━━ Data shown

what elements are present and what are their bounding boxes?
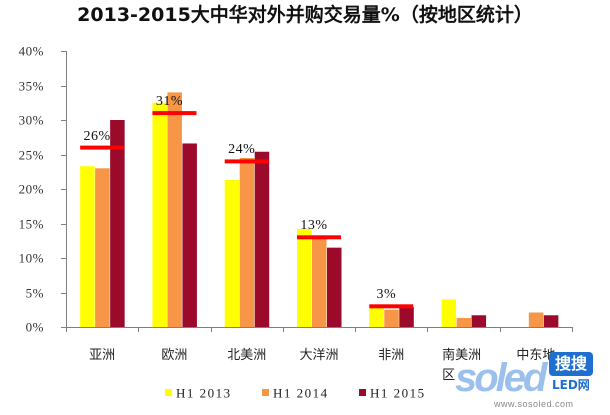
bar-series-0-cat-4: [369, 307, 384, 327]
category-label-4: 非洲: [378, 348, 405, 363]
bar-series-1-cat-5: [456, 318, 472, 327]
average-label-cat-1: 31%: [155, 94, 184, 110]
bar-series-0-cat-1: [152, 102, 167, 327]
bar-series-2-cat-6: [543, 315, 559, 327]
y-tick-label-3: 15%: [18, 216, 44, 231]
y-tick-label-6: 30%: [18, 112, 44, 128]
legend-swatch-1: [262, 389, 269, 396]
category-label-2: 北美洲: [227, 348, 267, 363]
bar-series-2-cat-4: [399, 306, 414, 327]
bar-series-1-cat-1: [167, 92, 182, 328]
category-label-1: 欧洲: [161, 348, 188, 363]
average-line-cat-3: [297, 235, 341, 240]
average-label-cat-2: 24%: [228, 142, 256, 158]
bar-series-1-cat-3: [312, 238, 327, 327]
bar-series-0-cat-0: [80, 166, 95, 327]
bar-series-2-cat-0: [110, 120, 125, 327]
y-tick-label-5: 25%: [18, 147, 44, 162]
category-label-3: 大洋洲: [299, 348, 339, 363]
y-tick-label-8: 40%: [18, 43, 44, 59]
average-line-cat-0: [80, 145, 125, 150]
bar-series-2-cat-5: [471, 315, 487, 327]
y-tick-label-0: 0%: [25, 319, 44, 335]
category-label-5: 南美洲区: [442, 348, 482, 383]
bar-series-1-cat-0: [95, 168, 110, 327]
bar-series-2-cat-3: [327, 247, 342, 327]
y-tick-label-1: 5%: [25, 285, 44, 300]
legend-label-1: H1 2014: [273, 385, 329, 401]
bar-series-0-cat-5: [441, 299, 457, 327]
legend-label-2: H1 2015: [370, 385, 426, 401]
category-label-6: 中东地: [516, 348, 556, 363]
average-line-cat-2: [224, 159, 269, 164]
legend-label-0: H1 2013: [176, 385, 232, 401]
y-tick-label-2: 10%: [18, 250, 44, 266]
bar-series-1-cat-2: [239, 157, 255, 327]
bar-series-2-cat-2: [254, 151, 270, 327]
category-label-0: 亚洲: [89, 348, 116, 363]
legend-swatch-2: [359, 389, 366, 396]
y-tick-label-7: 35%: [18, 78, 44, 93]
bar-series-2-cat-1: [182, 143, 197, 327]
average-line-cat-1: [152, 111, 197, 116]
average-label-cat-4: 3%: [376, 287, 397, 303]
bar-series-0-cat-2: [224, 180, 240, 327]
average-label-cat-3: 13%: [300, 218, 328, 234]
average-line-cat-4: [369, 304, 414, 309]
chart-title: 2013-2015大中华对外并购交易量%（按地区统计）: [77, 4, 533, 26]
average-label-cat-0: 26%: [83, 128, 111, 144]
bar-series-1-cat-6: [528, 312, 544, 327]
bar-series-0-cat-3: [297, 229, 312, 327]
legend-swatch-0: [165, 389, 172, 396]
bar-series-1-cat-4: [384, 309, 399, 327]
y-tick-label-4: 20%: [18, 181, 44, 197]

━━━━

> _Required task_
Please copy the lines from the records unchanged, starting at the line containing "bar-series-0-cat-4: [369, 307, 384, 327]" and ending at the line containing "bar-series-2-cat-6: [543, 315, 559, 327]", both included.

> _Answer for this exercise_
bar-series-0-cat-4: [369, 307, 384, 327]
category-label-4: 非洲: [378, 348, 405, 363]
bar-series-1-cat-5: [456, 318, 472, 327]
average-label-cat-1: 31%: [155, 94, 184, 110]
bar-series-0-cat-1: [152, 102, 167, 327]
bar-series-2-cat-6: [543, 315, 559, 327]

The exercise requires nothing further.